EXCERPT =
start
Welcome to my blog, or should I say to the ramblings of an old man. I doubt that my ramblings are of much value, but at least I have an opportunity to share them.  So, please be kind and humor me. If nothing else of value stands out in these thoughts, I hope that you at least sense the value I place on a daily walk with the Lord.  That walk is what has provided me with motivation and a sense of purpose throughout my lifetime.  My prayer is that you, too, are experiencing this direction and joy in daily living which is available to everyone who puts his trust in Christ.  So, thanks again for joining me.  Please don't go without leaving some comments here so I can get to know you better as our paths intersect today in this blog.

Saturday, August 25, 2018

Reunions


          Reunions can be interesting events.  If you were active in your school and class it can be fun to renew friendships with those with whom you spent many hours with years ago.  Of course you should be prepared for changed looks, forgotten names and both sad and happy stories.  And you'll be surprised how much older your friends look when you haven't changed at all.

          My wife has never attended any of her high school reunions because she never felt close to those in her class.  I have attended one of my college reunions and it was very interesting, mostly because members of our basketball team were there and we had spent many hours together during our four years in college.
           I've also attended all of my high school reunions and have generally enjoyed them.  I was class president for my junior and senior years and, as a result, was very involved with the class.  Now I have become just the official "prayer" for the meals.  But that is fine since it gives me a chance to share my faith through my prayer.
          As we've gotten older, members of our class have decided that we should meet more often than the usual 5 and 10 year gatherings.  So for the past three years we have had "birthday celebration" reunions at a location in Lititz.  Usually we have 30-40 show up out of a class which I think graduated about 88 back in 1959.
          This week we celebrated our 77th birthdays with a picnic type gathering in a church in Lititz.  We had planned to meet in the Lititz Springs Park, but recent flooding there forced us to move to the church. We shared memories and food and took pictures. We all seemed older and slower - where have all the years gone?  I actually started a mini-web page for the class (fbfawana.com/1959.html) to share with those who live too far away to come.  Next year is our 60th reunion so we are planning something bigger - and probably more expensive - the first week in June to celebrate.
end
DATA PROVIDED =
start
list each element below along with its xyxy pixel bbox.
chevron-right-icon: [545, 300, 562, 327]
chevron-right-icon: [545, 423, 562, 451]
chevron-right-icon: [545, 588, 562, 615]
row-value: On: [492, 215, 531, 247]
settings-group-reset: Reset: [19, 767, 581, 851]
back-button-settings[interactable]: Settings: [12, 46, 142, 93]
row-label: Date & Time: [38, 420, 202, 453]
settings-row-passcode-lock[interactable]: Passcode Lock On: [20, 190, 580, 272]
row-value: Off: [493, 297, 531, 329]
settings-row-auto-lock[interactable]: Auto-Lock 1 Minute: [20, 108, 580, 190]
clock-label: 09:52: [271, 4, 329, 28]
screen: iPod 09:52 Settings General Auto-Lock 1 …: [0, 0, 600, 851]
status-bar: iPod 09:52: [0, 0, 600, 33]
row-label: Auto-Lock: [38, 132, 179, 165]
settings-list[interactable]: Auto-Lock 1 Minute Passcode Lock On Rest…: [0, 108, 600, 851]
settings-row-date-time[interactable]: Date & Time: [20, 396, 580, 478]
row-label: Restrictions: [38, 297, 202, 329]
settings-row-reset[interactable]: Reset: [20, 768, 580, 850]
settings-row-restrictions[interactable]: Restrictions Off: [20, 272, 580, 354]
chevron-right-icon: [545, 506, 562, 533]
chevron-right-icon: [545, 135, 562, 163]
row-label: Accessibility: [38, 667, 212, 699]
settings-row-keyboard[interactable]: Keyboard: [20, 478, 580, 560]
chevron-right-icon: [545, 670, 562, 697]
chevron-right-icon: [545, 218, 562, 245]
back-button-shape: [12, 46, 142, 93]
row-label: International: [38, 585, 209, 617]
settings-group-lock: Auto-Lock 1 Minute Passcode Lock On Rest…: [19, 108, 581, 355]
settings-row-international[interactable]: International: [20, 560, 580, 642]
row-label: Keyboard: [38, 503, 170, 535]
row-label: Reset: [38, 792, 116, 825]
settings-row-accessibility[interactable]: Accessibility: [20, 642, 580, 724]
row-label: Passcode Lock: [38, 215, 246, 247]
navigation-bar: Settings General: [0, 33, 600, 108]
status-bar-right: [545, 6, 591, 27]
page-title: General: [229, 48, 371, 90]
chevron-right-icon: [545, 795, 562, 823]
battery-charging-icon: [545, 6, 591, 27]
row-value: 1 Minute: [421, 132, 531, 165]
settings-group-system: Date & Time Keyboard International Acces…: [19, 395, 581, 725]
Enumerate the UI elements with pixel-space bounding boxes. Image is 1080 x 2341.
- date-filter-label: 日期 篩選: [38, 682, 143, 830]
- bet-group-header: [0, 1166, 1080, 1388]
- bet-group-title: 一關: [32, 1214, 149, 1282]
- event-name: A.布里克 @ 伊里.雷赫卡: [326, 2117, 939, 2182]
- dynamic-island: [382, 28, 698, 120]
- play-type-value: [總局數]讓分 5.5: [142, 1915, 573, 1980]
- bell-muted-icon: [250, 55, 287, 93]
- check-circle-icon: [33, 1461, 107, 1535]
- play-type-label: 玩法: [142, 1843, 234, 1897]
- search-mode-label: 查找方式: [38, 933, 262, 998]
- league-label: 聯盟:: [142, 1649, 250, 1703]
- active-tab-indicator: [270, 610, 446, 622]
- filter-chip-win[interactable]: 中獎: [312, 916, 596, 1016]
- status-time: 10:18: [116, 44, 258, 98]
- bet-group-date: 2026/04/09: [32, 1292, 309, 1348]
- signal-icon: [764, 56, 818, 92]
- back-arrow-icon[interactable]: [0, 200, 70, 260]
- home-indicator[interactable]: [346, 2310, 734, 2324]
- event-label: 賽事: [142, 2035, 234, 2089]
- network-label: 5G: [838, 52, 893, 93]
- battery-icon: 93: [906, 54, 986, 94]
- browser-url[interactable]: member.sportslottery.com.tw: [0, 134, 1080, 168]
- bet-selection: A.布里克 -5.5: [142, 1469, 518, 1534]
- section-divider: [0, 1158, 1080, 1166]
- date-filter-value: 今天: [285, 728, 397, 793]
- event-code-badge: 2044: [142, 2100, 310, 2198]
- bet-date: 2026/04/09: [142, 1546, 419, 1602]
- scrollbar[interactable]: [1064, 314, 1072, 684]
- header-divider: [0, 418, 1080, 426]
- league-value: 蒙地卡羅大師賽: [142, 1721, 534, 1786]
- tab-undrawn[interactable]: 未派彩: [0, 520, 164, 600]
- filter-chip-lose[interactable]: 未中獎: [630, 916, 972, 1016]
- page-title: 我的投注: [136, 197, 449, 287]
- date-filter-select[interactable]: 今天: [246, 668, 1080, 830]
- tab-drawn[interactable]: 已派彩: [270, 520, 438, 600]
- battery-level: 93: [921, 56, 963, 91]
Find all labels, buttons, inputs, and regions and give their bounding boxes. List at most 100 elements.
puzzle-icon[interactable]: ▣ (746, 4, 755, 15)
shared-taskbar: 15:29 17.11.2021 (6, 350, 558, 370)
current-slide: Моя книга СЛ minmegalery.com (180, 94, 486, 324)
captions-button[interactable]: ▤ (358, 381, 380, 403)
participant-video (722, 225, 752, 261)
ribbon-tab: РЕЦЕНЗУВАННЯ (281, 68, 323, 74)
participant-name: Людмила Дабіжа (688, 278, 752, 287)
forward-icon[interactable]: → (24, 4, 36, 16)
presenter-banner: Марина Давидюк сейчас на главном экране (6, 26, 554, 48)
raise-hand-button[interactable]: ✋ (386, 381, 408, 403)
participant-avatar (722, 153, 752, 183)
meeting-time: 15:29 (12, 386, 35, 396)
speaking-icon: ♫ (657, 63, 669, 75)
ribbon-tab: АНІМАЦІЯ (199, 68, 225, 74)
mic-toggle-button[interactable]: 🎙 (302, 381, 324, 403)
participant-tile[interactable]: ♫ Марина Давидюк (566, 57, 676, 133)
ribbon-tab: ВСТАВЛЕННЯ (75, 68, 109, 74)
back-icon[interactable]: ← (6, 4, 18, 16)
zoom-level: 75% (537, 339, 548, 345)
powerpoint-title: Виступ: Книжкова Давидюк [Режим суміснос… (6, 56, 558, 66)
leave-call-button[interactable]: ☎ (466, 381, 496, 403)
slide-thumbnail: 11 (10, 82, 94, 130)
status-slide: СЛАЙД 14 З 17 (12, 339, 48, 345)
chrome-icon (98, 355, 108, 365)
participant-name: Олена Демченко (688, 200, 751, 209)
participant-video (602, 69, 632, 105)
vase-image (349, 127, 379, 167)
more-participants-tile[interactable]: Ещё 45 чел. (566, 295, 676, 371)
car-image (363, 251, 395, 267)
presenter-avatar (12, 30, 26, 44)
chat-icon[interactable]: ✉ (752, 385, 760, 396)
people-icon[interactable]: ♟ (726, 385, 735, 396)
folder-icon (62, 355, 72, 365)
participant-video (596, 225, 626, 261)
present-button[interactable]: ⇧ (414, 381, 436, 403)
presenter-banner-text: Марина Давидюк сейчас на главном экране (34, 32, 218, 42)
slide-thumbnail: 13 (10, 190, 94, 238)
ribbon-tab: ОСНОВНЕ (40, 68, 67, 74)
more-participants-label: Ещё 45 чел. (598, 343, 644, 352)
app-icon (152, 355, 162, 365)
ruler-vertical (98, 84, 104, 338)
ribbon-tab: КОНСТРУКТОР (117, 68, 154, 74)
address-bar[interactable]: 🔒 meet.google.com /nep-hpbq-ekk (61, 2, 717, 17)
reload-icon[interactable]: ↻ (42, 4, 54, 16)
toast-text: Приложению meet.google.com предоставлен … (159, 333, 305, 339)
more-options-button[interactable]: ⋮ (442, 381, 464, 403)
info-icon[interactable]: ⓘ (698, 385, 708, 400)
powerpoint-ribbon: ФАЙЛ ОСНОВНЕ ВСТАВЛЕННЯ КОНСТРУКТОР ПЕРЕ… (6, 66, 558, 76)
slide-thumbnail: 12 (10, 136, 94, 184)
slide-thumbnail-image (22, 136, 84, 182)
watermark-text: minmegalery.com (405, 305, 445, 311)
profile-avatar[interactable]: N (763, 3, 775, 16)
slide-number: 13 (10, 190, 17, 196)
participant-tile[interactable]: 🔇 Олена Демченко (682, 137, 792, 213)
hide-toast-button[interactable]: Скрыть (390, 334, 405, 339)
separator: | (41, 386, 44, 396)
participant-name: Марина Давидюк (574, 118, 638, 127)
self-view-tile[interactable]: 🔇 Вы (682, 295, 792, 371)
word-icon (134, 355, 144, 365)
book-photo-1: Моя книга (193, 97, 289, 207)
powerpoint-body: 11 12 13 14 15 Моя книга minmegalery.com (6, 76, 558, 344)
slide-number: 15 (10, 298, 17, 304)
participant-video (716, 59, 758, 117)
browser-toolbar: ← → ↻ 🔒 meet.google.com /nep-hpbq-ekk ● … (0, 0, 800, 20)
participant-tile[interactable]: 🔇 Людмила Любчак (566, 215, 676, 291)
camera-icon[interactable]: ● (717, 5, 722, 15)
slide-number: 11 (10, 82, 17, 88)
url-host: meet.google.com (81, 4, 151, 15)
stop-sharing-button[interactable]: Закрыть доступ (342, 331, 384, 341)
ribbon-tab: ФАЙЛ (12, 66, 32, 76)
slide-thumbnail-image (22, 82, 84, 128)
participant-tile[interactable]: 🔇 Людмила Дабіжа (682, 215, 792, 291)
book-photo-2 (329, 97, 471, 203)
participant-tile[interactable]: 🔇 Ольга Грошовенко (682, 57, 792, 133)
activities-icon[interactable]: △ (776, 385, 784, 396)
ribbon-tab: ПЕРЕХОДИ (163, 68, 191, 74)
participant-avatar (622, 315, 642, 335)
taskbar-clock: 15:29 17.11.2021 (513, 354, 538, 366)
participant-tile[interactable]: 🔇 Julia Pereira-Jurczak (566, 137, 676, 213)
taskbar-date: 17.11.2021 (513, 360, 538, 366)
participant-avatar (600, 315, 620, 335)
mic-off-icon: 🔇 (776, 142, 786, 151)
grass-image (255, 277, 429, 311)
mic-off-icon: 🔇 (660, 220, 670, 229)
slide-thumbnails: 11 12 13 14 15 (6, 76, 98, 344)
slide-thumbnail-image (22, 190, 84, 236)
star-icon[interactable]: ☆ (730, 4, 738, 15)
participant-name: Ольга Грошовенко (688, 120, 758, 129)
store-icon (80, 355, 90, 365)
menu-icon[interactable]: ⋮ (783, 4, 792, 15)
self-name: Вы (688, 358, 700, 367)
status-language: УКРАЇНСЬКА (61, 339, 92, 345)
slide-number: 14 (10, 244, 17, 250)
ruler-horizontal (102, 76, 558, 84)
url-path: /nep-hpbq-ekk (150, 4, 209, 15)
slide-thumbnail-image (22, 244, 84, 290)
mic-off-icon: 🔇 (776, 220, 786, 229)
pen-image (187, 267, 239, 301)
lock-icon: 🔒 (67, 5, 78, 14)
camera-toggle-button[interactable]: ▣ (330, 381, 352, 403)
end
CHALLENGES =
• A. According to the blog post on reunions, what should a person be prepared for when attending a reunion? List each item the post names.
• B. Write out the entries, starting at the first line of Block 1 and ending at the line that contains "row-label: Date & Time: [38, 420, 202, 453]".

RESPONSES TO THE TASKS =
• A.
- Changed looks
- Forgotten names
- Both sad and happy stories

• B.
list each element below along with its xyxy pixel bbox.
chevron-right-icon: [545, 300, 562, 327]
chevron-right-icon: [545, 423, 562, 451]
chevron-right-icon: [545, 588, 562, 615]
row-value: On: [492, 215, 531, 247]
settings-group-reset: Reset: [19, 767, 581, 851]
back-button-settings[interactable]: Settings: [12, 46, 142, 93]
row-label: Date & Time: [38, 420, 202, 453]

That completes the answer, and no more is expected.